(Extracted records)
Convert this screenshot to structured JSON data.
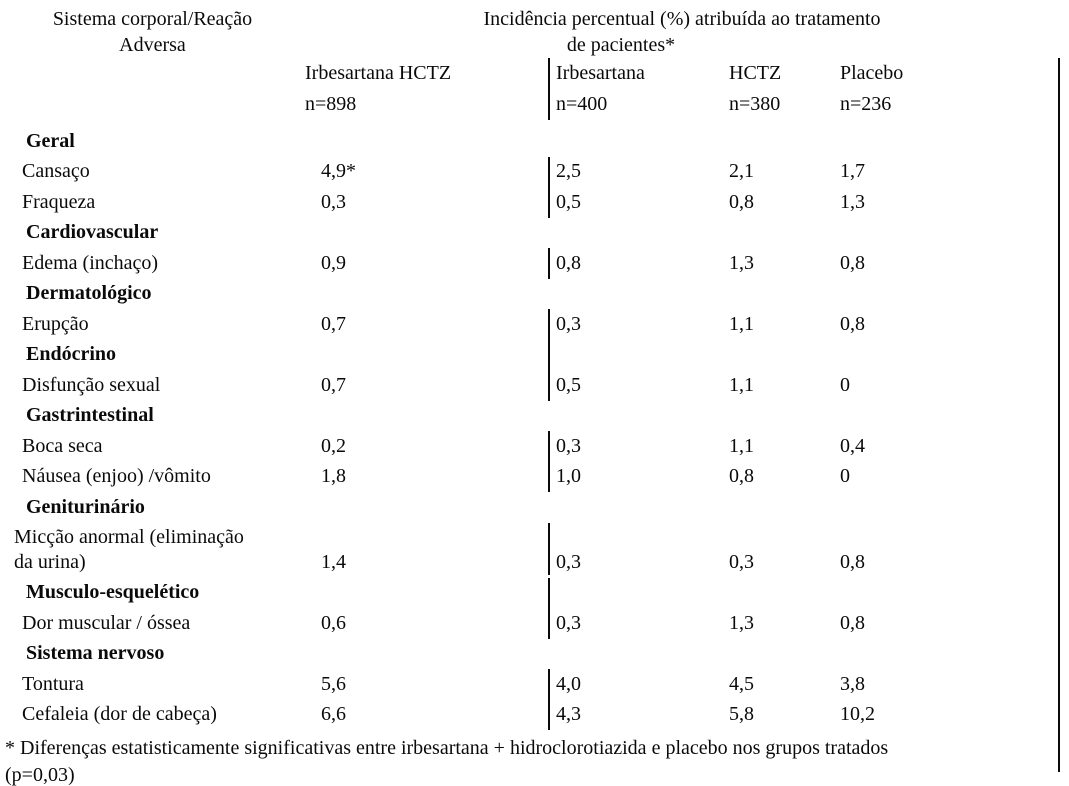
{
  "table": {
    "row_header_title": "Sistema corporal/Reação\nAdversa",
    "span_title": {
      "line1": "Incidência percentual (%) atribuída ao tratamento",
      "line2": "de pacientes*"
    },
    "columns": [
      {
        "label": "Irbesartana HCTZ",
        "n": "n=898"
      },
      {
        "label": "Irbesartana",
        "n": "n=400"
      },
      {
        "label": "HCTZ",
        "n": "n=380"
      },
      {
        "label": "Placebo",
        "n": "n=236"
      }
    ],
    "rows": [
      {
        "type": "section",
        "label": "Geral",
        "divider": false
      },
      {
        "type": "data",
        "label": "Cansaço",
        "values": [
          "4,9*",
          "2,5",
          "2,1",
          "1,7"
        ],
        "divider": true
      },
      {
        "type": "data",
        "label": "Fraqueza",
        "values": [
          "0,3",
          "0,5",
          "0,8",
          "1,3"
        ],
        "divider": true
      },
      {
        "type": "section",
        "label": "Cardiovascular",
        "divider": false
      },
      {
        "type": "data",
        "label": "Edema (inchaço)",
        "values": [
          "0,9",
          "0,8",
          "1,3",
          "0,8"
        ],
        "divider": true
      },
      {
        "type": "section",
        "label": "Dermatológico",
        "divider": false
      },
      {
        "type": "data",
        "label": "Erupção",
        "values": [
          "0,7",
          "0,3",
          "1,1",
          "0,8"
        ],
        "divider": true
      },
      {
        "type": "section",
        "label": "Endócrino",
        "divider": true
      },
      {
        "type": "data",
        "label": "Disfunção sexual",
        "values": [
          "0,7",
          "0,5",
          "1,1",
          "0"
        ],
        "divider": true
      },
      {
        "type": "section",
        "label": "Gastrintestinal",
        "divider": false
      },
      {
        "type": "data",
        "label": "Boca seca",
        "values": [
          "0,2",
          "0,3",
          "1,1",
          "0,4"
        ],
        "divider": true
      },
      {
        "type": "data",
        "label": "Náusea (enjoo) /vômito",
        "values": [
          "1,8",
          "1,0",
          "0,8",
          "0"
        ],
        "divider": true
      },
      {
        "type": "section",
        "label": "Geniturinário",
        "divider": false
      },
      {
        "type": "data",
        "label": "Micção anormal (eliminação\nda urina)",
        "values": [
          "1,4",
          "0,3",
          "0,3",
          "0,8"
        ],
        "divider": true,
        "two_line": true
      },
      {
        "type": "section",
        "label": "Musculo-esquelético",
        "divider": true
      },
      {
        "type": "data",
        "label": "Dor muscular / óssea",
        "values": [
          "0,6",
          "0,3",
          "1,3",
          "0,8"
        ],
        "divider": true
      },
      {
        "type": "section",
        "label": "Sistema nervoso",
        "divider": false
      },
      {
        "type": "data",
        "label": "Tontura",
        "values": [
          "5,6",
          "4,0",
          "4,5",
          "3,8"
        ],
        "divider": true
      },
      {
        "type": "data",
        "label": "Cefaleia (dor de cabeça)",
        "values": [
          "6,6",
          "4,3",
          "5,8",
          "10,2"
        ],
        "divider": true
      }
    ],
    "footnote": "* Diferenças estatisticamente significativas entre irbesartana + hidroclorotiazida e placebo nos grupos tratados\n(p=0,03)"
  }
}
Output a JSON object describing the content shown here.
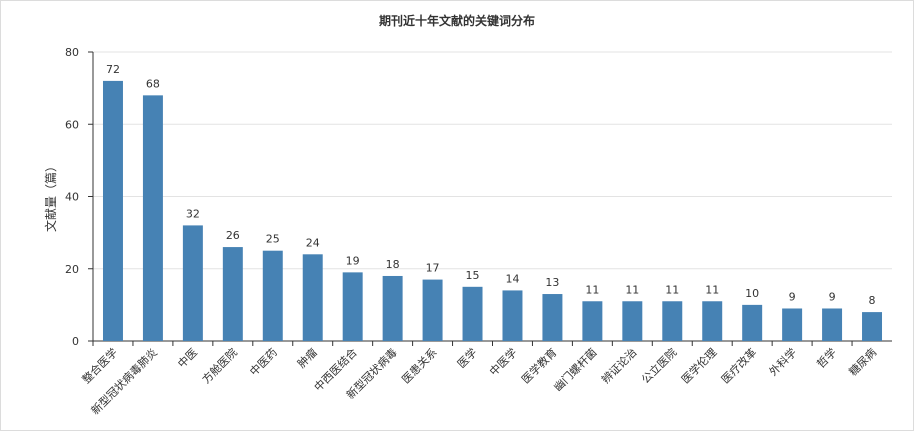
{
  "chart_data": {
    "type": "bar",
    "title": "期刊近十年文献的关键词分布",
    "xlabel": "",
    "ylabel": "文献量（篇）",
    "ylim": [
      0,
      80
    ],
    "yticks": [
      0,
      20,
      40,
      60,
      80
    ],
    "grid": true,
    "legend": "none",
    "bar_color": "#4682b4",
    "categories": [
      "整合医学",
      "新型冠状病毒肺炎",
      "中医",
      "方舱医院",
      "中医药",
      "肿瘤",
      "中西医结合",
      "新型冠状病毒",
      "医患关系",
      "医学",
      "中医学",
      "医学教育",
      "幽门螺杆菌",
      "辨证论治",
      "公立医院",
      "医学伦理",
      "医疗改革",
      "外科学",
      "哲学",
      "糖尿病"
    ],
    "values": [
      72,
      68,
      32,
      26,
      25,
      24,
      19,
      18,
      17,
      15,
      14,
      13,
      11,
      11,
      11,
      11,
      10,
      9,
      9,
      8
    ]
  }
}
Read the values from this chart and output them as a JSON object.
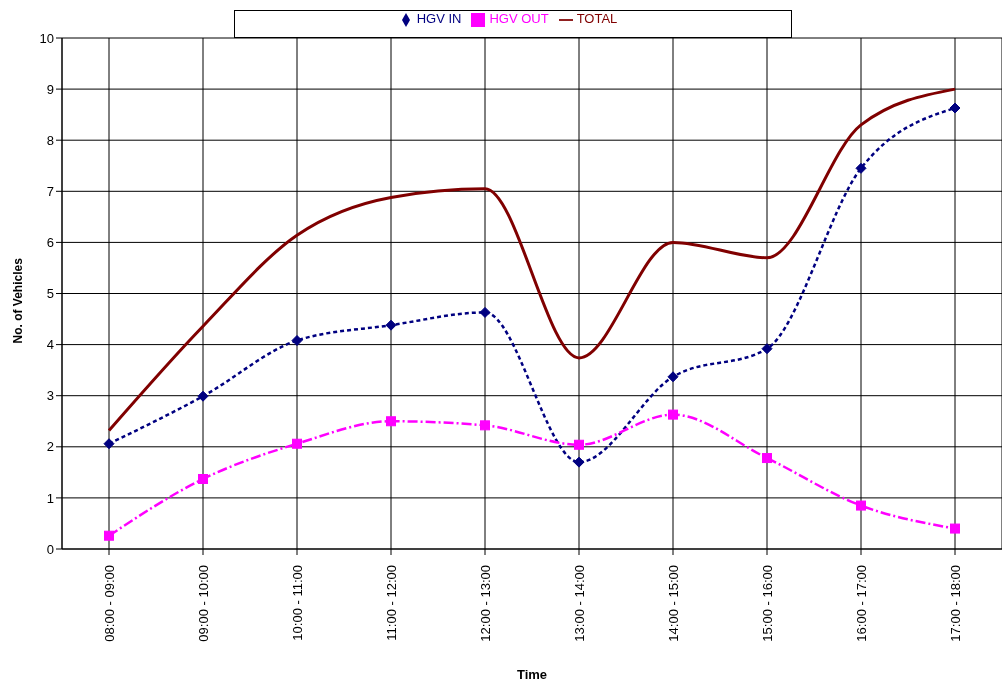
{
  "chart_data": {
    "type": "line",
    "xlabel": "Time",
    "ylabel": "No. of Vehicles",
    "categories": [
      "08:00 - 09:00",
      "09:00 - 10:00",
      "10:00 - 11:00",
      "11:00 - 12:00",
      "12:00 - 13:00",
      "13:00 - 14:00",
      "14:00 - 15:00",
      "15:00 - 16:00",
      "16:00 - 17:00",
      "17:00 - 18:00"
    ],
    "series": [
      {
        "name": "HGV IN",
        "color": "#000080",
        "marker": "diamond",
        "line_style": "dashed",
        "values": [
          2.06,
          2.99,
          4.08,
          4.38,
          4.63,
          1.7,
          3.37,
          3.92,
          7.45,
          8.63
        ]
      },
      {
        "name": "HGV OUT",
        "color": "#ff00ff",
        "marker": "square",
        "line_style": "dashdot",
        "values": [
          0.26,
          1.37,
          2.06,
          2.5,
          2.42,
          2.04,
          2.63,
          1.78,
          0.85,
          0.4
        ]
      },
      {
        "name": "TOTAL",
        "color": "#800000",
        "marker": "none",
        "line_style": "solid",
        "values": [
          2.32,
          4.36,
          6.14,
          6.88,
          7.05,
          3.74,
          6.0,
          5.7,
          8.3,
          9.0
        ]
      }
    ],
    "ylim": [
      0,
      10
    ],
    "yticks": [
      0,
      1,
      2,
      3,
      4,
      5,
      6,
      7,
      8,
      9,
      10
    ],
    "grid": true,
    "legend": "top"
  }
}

§ YOUR OBJECTIVE
Copy every line of the records above that holds the word "JSON".

§ EXERCISE RESULT
Convert this screenshot to structured JSON data.
Output a JSON object describing the content shown here.
Read the values from this chart and output them as a JSON object.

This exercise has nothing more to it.